── INPUT RECORDS ──

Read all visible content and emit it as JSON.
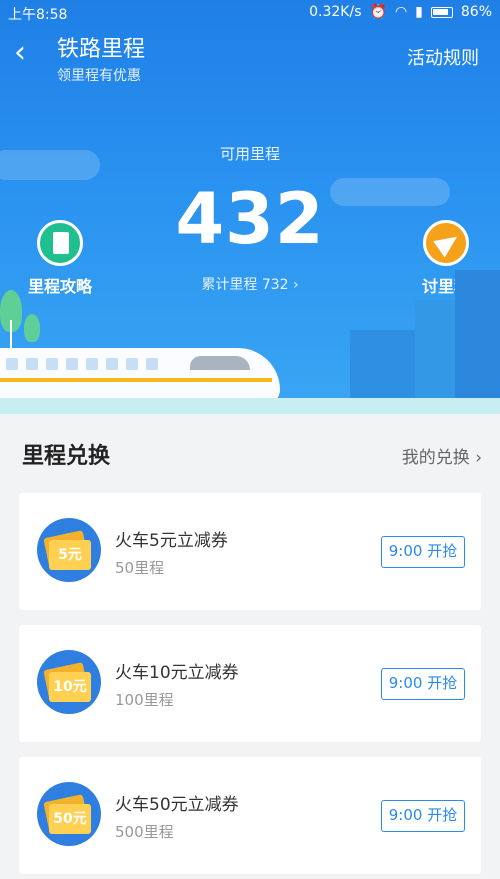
{
  "status_bar": {
    "time": "上午8:58",
    "speed": "0.32K/s",
    "battery": "86%"
  },
  "header": {
    "title": "铁路里程",
    "subtitle": "领里程有优惠",
    "rules_label": "活动规则"
  },
  "miles": {
    "available_label": "可用里程",
    "available_value": "432",
    "total_label": "累计里程 732",
    "total_chevron": "›"
  },
  "quick_links": {
    "strategy_label": "里程攻略",
    "ask_label": "讨里程"
  },
  "exchange": {
    "title": "里程兑换",
    "my_exchange_label": "我的兑换 ›",
    "items": [
      {
        "coupon": "5元",
        "name": "火车5元立减券",
        "cost": "50里程",
        "button": "9:00 开抢"
      },
      {
        "coupon": "10元",
        "name": "火车10元立减券",
        "cost": "100里程",
        "button": "9:00 开抢"
      },
      {
        "coupon": "50元",
        "name": "火车50元立减券",
        "cost": "500里程",
        "button": "9:00 开抢"
      }
    ]
  },
  "colors": {
    "hero_blue": "#2a92f0",
    "accent_blue": "#2b8be8",
    "coupon_yellow": "#ffd051",
    "strategy_green": "#1fbf8f",
    "ask_orange": "#f6a11a"
  },
  "icons": {
    "back": "chevron-left-icon",
    "alarm": "alarm-icon",
    "wifi": "wifi-icon",
    "signal": "signal-icon",
    "battery": "battery-icon"
  }
}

───

# WHAT IS REQUIRED:
Replicate the material above verbatim; images stay out of the copy.

# FINISHED TASK:
Read all visible content and emit it as JSON.
{
  "status_bar": {
    "time": "上午8:58",
    "speed": "0.32K/s",
    "battery": "86%"
  },
  "header": {
    "title": "铁路里程",
    "subtitle": "领里程有优惠",
    "rules_label": "活动规则"
  },
  "miles": {
    "available_label": "可用里程",
    "available_value": "432",
    "total_label": "累计里程 732",
    "total_chevron": "›"
  },
  "quick_links": {
    "strategy_label": "里程攻略",
    "ask_label": "讨里程"
  },
  "exchange": {
    "title": "里程兑换",
    "my_exchange_label": "我的兑换 ›",
    "items": [
      {
        "coupon": "5元",
        "name": "火车5元立减券",
        "cost": "50里程",
        "button": "9:00 开抢"
      },
      {
        "coupon": "10元",
        "name": "火车10元立减券",
        "cost": "100里程",
        "button": "9:00 开抢"
      },
      {
        "coupon": "50元",
        "name": "火车50元立减券",
        "cost": "500里程",
        "button": "9:00 开抢"
      }
    ]
  },
  "colors": {
    "hero_blue": "#2a92f0",
    "accent_blue": "#2b8be8",
    "coupon_yellow": "#ffd051",
    "strategy_green": "#1fbf8f",
    "ask_orange": "#f6a11a"
  },
  "icons": {
    "back": "chevron-left-icon",
    "alarm": "alarm-icon",
    "wifi": "wifi-icon",
    "signal": "signal-icon",
    "battery": "battery-icon"
  }
}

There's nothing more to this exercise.